#### PAGE EXTRACT

* * * * *

* * * ! Official 2016 US Presidential Election Day Thread ! * * *


                     CLINTON    TRUMP
White men	         31%	63%
White women	         43%	53%

Hard to overlook the fact she didn’t win over her demographic. The collapse of the Obama coalition hurt too (~5m fewer Dem voters than 2012).

LV Anderson puts it pretty bluntly:

If Trump has demonstrated anything, it is that the facts–citable, provable, hard facts–don’t matter. The voter apathy, the slender margin of electoral votes, the bare majority in the Senate, the actual deficit in popular vote, doesn’t matter. The GOP won across the board, the previoulsy silent Trump voters are now speaking up in gleeful retaliation to largely imagined slights, and it will be viewed by Trump boosters as a “landslide”, even while Trump undermines every value they hold dear and fails to live up to the supposed promises of bringing jobs back or being an “outsider” fighting against “the system”.

* * * * *

#### Data listing
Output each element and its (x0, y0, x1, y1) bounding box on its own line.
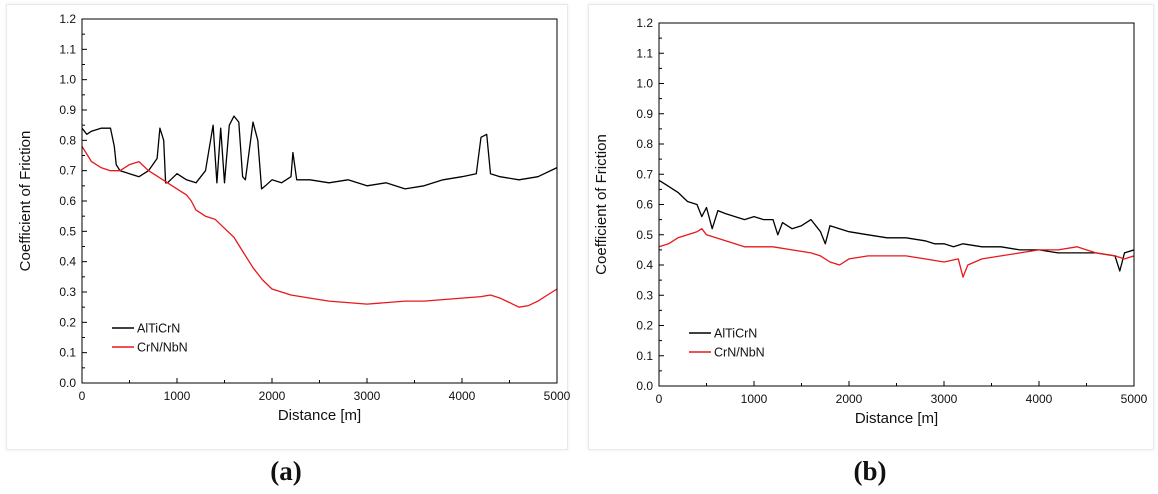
legend-entry: CrN/NbN (689, 346, 765, 360)
x-axis-label: Distance [m] (278, 407, 361, 424)
y-tick-label: 0.1 (59, 346, 76, 360)
legend-label: CrN/NbN (714, 346, 765, 360)
y-tick-label: 0.1 (636, 349, 653, 363)
x-tick-label: 1000 (741, 392, 768, 406)
series-line-crn-nbn (82, 146, 557, 308)
y-tick-label: 1.1 (636, 46, 653, 60)
legend-entry: AlTiCrN (689, 327, 757, 341)
legend-entry: AlTiCrN (112, 322, 180, 336)
x-tick-label: 0 (79, 389, 86, 403)
chart-panel-b: 0.0 0.1 0.2 0.3 0.4 0.5 0.6 0.7 0.8 0.9 1.0 1.1 1.2 0… (582, 0, 1158, 494)
chart-frame (588, 4, 1154, 450)
legend-label: AlTiCrN (137, 322, 180, 336)
caption-a: (a) (270, 456, 302, 486)
y-tick-label: 0.5 (636, 228, 653, 242)
x-tick-label: 4000 (449, 389, 476, 403)
x-tick-label: 0 (656, 392, 663, 406)
y-tick-label: 1.1 (59, 42, 76, 56)
x-tick-label: 4000 (1026, 392, 1053, 406)
x-tick-label: 5000 (1121, 392, 1148, 406)
y-tick-label: 0.3 (636, 288, 653, 302)
y-axis-label: Coefficient of Friction (593, 134, 610, 275)
y-tick-label: 0.6 (636, 198, 653, 212)
x-tick-label: 1000 (164, 389, 191, 403)
x-tick-label: 3000 (931, 392, 958, 406)
series-line-alticrn (659, 179, 1134, 272)
legend-entry: CrN/NbN (112, 341, 188, 355)
y-tick-label: 0.4 (636, 258, 653, 272)
y-tick-label: 0.7 (59, 164, 76, 178)
y-tick-label: 0.8 (59, 133, 76, 147)
y-tick-label: 1.0 (636, 77, 653, 91)
y-tick-label: 1.2 (636, 16, 653, 30)
y-tick-label: 0.8 (636, 137, 653, 151)
x-axis-label: Distance [m] (855, 410, 938, 427)
x-tick-label: 5000 (544, 389, 571, 403)
y-tick-label: 0.9 (59, 103, 76, 117)
y-tick-label: 1.2 (59, 12, 76, 26)
legend-label: CrN/NbN (137, 341, 188, 355)
x-tick-label: 2000 (836, 392, 863, 406)
y-tick-label: 0.7 (636, 167, 653, 181)
y-tick-label: 0.6 (59, 194, 76, 208)
y-tick-label: 0.4 (59, 255, 76, 269)
chart-frame (6, 4, 568, 450)
series-line-crn-nbn (659, 228, 1134, 278)
x-tick-label: 2000 (259, 389, 286, 403)
caption-b: (b) (853, 456, 887, 486)
y-tick-label: 0.2 (636, 319, 653, 333)
chart-panel-a: 0.0 0.1 0.2 0.3 0.4 0.5 0.6 0.7 0.8 0.9 1.0 1.1 1.2 0… (0, 0, 572, 494)
x-tick-label: 3000 (354, 389, 381, 403)
legend-label: AlTiCrN (714, 327, 757, 341)
y-tick-label: 1.0 (59, 73, 76, 87)
y-tick-label: 0.5 (59, 224, 76, 238)
y-tick-label: 0.2 (59, 315, 76, 329)
friction-chart-a: 0.0 0.1 0.2 0.3 0.4 0.5 0.6 0.7 0.8 0.9 1.0 1.1 1.2 0… (17, 12, 571, 424)
y-tick-label: 0.0 (636, 379, 653, 393)
series-line-alticrn (82, 115, 557, 190)
y-axis-label: Coefficient of Friction (17, 131, 34, 272)
y-tick-label: 0.3 (59, 285, 76, 299)
y-tick-label: 0.9 (636, 107, 653, 121)
friction-chart-b: 0.0 0.1 0.2 0.3 0.4 0.5 0.6 0.7 0.8 0.9 1.0 1.1 1.2 0… (593, 16, 1148, 427)
y-tick-label: 0.0 (59, 376, 76, 390)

* * * * *

#### PROBLEM TO WORK ON
Answer these questions from the election day thread:
(a) What percentage of white women voted for Trump?
(b) About how many fewer Democratic voters were there than in 2012?
(c) According to the quoted passage, what word will Trump boosters use for the result?

#### ANSWER
(a) 53%
(b) About 5 million
(c) "Landslide"